━━━ TASK INPUTS
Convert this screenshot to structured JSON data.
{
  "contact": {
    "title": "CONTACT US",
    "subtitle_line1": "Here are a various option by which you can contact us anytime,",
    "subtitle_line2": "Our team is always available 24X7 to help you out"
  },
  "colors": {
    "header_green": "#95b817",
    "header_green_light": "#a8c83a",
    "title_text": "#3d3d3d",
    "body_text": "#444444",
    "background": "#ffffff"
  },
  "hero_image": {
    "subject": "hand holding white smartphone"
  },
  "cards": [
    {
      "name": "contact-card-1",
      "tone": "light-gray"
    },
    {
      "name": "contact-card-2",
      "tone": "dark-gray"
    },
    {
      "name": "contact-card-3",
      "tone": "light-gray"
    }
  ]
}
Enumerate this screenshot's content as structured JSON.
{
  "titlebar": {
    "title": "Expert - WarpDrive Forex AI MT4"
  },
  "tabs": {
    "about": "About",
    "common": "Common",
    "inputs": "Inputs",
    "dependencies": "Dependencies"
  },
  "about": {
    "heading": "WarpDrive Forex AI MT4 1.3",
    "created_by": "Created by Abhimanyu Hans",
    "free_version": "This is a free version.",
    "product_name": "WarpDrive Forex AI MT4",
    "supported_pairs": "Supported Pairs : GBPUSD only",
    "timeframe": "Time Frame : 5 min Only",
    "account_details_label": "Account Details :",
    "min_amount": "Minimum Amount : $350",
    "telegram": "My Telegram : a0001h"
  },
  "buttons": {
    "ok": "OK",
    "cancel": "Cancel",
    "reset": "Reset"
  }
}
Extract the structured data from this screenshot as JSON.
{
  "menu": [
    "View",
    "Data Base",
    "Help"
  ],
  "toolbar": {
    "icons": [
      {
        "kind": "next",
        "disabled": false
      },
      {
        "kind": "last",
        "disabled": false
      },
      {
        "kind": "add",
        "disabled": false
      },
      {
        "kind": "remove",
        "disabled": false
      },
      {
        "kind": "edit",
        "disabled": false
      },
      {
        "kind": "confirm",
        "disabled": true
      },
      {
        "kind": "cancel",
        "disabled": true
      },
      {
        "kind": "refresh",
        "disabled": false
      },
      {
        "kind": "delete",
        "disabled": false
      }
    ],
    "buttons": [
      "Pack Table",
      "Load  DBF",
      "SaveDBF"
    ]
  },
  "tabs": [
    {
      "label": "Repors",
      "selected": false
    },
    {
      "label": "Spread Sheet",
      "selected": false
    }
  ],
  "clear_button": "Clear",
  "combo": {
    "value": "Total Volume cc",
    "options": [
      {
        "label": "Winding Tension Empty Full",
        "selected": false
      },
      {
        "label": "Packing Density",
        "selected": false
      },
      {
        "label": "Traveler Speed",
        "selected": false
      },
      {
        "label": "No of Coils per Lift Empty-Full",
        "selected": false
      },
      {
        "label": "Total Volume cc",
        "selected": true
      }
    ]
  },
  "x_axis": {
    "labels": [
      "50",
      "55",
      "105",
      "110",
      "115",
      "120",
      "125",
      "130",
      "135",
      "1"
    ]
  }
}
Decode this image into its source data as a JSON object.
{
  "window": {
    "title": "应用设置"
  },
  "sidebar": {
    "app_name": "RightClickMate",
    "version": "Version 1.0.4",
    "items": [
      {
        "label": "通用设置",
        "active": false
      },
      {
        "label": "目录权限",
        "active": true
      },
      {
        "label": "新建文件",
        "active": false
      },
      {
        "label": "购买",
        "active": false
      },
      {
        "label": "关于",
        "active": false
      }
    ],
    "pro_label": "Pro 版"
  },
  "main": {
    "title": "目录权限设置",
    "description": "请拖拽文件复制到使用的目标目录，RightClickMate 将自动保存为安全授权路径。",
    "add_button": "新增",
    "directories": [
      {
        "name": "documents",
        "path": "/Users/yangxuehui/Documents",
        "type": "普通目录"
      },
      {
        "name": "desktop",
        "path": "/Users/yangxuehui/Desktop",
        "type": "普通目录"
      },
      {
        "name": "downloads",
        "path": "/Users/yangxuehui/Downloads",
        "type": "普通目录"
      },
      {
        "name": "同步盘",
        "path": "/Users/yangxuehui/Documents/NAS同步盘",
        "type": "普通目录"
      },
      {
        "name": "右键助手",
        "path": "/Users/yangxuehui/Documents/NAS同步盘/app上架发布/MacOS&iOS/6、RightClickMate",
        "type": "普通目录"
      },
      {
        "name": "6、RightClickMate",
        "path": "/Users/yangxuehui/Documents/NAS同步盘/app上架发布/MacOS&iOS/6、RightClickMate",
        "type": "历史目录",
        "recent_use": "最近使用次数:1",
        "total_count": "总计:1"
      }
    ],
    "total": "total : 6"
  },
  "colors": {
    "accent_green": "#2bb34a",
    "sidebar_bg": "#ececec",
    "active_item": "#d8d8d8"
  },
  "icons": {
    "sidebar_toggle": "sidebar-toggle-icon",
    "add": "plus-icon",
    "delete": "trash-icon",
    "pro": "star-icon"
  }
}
━━━━━━
● PROBLEM: Repeat every entry exactly as written above.

● FINISHED ANSWER:
Convert this screenshot to structured JSON data.
{
  "contact": {
    "title": "CONTACT US",
    "subtitle_line1": "Here are a various option by which you can contact us anytime,",
    "subtitle_line2": "Our team is always available 24X7 to help you out"
  },
  "colors": {
    "header_green": "#95b817",
    "header_green_light": "#a8c83a",
    "title_text": "#3d3d3d",
    "body_text": "#444444",
    "background": "#ffffff"
  },
  "hero_image": {
    "subject": "hand holding white smartphone"
  },
  "cards": [
    {
      "name": "contact-card-1",
      "tone": "light-gray"
    },
    {
      "name": "contact-card-2",
      "tone": "dark-gray"
    },
    {
      "name": "contact-card-3",
      "tone": "light-gray"
    }
  ]
}
Enumerate this screenshot's content as structured JSON.
{
  "titlebar": {
    "title": "Expert - WarpDrive Forex AI MT4"
  },
  "tabs": {
    "about": "About",
    "common": "Common",
    "inputs": "Inputs",
    "dependencies": "Dependencies"
  },
  "about": {
    "heading": "WarpDrive Forex AI MT4 1.3",
    "created_by": "Created by Abhimanyu Hans",
    "free_version": "This is a free version.",
    "product_name": "WarpDrive Forex AI MT4",
    "supported_pairs": "Supported Pairs : GBPUSD only",
    "timeframe": "Time Frame : 5 min Only",
    "account_details_label": "Account Details :",
    "min_amount": "Minimum Amount : $350",
    "telegram": "My Telegram : a0001h"
  },
  "buttons": {
    "ok": "OK",
    "cancel": "Cancel",
    "reset": "Reset"
  }
}
Extract the structured data from this screenshot as JSON.
{
  "menu": [
    "View",
    "Data Base",
    "Help"
  ],
  "toolbar": {
    "icons": [
      {
        "kind": "next",
        "disabled": false
      },
      {
        "kind": "last",
        "disabled": false
      },
      {
        "kind": "add",
        "disabled": false
      },
      {
        "kind": "remove",
        "disabled": false
      },
      {
        "kind": "edit",
        "disabled": false
      },
      {
        "kind": "confirm",
        "disabled": true
      },
      {
        "kind": "cancel",
        "disabled": true
      },
      {
        "kind": "refresh",
        "disabled": false
      },
      {
        "kind": "delete",
        "disabled": false
      }
    ],
    "buttons": [
      "Pack Table",
      "Load  DBF",
      "SaveDBF"
    ]
  },
  "tabs": [
    {
      "label": "Repors",
      "selected": false
    },
    {
      "label": "Spread Sheet",
      "selected": false
    }
  ],
  "clear_button": "Clear",
  "combo": {
    "value": "Total Volume cc",
    "options": [
      {
        "label": "Winding Tension Empty Full",
        "selected": false
      },
      {
        "label": "Packing Density",
        "selected": false
      },
      {
        "label": "Traveler Speed",
        "selected": false
      },
      {
        "label": "No of Coils per Lift Empty-Full",
        "selected": false
      },
      {
        "label": "Total Volume cc",
        "selected": true
      }
    ]
  },
  "x_axis": {
    "labels": [
      "50",
      "55",
      "105",
      "110",
      "115",
      "120",
      "125",
      "130",
      "135",
      "1"
    ]
  }
}
Decode this image into its source data as a JSON object.
{
  "window": {
    "title": "应用设置"
  },
  "sidebar": {
    "app_name": "RightClickMate",
    "version": "Version 1.0.4",
    "items": [
      {
        "label": "通用设置",
        "active": false
      },
      {
        "label": "目录权限",
        "active": true
      },
      {
        "label": "新建文件",
        "active": false
      },
      {
        "label": "购买",
        "active": false
      },
      {
        "label": "关于",
        "active": false
      }
    ],
    "pro_label": "Pro 版"
  },
  "main": {
    "title": "目录权限设置",
    "description": "请拖拽文件复制到使用的目标目录，RightClickMate 将自动保存为安全授权路径。",
    "add_button": "新增",
    "directories": [
      {
        "name": "documents",
        "path": "/Users/yangxuehui/Documents",
        "type": "普通目录"
      },
      {
        "name": "desktop",
        "path": "/Users/yangxuehui/Desktop",
        "type": "普通目录"
      },
      {
        "name": "downloads",
        "path": "/Users/yangxuehui/Downloads",
        "type": "普通目录"
      },
      {
        "name": "同步盘",
        "path": "/Users/yangxuehui/Documents/NAS同步盘",
        "type": "普通目录"
      },
      {
        "name": "右键助手",
        "path": "/Users/yangxuehui/Documents/NAS同步盘/app上架发布/MacOS&iOS/6、RightClickMate",
        "type": "普通目录"
      },
      {
        "name": "6、RightClickMate",
        "path": "/Users/yangxuehui/Documents/NAS同步盘/app上架发布/MacOS&iOS/6、RightClickMate",
        "type": "历史目录",
        "recent_use": "最近使用次数:1",
        "total_count": "总计:1"
      }
    ],
    "total": "total : 6"
  },
  "colors": {
    "accent_green": "#2bb34a",
    "sidebar_bg": "#ececec",
    "active_item": "#d8d8d8"
  },
  "icons": {
    "sidebar_toggle": "sidebar-toggle-icon",
    "add": "plus-icon",
    "delete": "trash-icon",
    "pro": "star-icon"
  }
}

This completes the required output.